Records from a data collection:
BEGIN
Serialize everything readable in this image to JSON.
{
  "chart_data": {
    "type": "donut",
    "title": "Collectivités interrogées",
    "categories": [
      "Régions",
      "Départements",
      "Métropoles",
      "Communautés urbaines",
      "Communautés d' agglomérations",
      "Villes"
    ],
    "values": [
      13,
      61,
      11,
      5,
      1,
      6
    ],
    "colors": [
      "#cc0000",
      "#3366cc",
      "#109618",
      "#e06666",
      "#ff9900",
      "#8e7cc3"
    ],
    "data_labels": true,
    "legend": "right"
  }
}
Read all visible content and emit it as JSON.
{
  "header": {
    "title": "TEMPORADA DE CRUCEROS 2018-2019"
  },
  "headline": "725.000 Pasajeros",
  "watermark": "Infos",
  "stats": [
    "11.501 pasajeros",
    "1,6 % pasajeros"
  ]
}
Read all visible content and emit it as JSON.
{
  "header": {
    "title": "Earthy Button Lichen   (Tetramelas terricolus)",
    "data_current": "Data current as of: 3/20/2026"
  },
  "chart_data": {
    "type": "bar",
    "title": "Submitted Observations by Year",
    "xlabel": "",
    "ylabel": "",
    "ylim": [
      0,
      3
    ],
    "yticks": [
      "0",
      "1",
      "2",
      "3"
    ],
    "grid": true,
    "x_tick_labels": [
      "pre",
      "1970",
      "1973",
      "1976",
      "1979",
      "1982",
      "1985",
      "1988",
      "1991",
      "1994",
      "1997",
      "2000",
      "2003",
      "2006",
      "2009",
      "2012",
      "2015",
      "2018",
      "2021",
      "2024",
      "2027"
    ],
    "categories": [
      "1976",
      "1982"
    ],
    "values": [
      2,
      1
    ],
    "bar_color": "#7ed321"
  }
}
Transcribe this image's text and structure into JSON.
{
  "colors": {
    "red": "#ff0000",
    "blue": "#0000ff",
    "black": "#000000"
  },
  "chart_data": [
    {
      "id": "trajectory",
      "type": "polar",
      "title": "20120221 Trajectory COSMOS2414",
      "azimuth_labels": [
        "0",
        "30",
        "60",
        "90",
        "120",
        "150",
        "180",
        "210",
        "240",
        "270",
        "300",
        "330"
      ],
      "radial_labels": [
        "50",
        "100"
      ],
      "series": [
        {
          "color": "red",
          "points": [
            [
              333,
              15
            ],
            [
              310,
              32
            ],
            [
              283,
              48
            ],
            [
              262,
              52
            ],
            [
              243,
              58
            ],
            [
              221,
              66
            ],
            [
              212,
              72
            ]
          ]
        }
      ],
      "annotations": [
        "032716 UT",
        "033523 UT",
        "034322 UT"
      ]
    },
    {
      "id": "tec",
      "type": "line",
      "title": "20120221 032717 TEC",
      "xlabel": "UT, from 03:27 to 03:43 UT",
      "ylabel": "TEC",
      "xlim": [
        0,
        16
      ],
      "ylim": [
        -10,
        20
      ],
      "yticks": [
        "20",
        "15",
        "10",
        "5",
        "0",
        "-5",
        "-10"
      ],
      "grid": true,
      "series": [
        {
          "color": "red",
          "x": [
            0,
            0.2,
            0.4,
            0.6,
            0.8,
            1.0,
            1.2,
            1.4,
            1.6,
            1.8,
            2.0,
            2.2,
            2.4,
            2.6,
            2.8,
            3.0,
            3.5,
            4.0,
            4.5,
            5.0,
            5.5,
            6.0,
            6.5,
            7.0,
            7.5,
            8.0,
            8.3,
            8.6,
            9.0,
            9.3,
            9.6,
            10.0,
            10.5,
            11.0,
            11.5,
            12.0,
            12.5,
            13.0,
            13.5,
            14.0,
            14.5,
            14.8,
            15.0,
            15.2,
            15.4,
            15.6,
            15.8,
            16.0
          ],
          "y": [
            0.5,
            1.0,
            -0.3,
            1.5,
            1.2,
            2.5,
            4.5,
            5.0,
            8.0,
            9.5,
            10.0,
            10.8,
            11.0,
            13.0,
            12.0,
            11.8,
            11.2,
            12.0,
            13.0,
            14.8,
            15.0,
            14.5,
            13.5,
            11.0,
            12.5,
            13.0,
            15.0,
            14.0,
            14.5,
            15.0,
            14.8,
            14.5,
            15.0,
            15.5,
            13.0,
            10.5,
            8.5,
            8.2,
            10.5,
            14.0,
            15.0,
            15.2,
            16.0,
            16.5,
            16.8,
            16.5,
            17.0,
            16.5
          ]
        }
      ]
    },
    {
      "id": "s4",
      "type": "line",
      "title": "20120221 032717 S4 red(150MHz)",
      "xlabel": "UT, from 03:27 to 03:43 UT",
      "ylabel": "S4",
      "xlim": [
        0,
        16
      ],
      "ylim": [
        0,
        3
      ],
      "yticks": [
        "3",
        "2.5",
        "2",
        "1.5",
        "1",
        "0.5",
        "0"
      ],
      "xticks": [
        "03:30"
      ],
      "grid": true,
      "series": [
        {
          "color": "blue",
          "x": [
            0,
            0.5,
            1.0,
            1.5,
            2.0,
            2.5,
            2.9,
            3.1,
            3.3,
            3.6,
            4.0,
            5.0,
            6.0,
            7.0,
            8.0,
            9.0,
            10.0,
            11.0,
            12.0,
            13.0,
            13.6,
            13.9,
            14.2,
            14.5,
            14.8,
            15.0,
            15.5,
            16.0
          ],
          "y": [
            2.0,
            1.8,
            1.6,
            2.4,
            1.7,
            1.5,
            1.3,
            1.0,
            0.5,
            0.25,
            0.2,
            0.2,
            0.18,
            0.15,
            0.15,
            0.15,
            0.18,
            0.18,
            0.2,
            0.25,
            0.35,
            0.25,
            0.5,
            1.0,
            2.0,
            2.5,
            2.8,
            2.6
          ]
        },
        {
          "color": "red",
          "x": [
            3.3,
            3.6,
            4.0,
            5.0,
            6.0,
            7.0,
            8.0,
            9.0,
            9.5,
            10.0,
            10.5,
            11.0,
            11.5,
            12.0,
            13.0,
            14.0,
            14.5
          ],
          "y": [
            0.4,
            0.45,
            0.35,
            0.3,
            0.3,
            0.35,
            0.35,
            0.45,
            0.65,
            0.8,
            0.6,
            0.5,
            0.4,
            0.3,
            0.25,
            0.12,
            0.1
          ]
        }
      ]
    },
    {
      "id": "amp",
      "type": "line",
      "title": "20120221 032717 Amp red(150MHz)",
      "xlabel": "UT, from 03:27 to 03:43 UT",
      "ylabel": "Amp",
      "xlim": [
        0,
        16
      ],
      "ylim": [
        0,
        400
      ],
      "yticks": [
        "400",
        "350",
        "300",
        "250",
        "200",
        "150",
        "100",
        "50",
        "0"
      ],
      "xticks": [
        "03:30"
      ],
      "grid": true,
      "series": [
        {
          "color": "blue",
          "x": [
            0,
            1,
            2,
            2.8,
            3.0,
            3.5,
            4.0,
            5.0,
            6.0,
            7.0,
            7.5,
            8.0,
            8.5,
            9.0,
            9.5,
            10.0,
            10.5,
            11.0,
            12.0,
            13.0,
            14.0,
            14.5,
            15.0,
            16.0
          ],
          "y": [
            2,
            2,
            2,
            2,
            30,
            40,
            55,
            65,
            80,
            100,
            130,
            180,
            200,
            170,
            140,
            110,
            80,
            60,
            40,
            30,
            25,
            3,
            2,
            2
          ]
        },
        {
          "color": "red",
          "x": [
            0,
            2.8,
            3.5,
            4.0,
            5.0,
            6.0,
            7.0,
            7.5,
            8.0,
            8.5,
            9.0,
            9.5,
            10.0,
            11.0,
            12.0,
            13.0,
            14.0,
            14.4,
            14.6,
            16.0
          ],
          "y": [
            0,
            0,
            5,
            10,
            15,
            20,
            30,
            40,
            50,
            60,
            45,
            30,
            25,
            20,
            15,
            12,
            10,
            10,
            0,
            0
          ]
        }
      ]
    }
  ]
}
END
◆ **Description of the task**
Looking at the material above, count the lines containing the string "image" and reply with the count alone.

◆ **Output**
2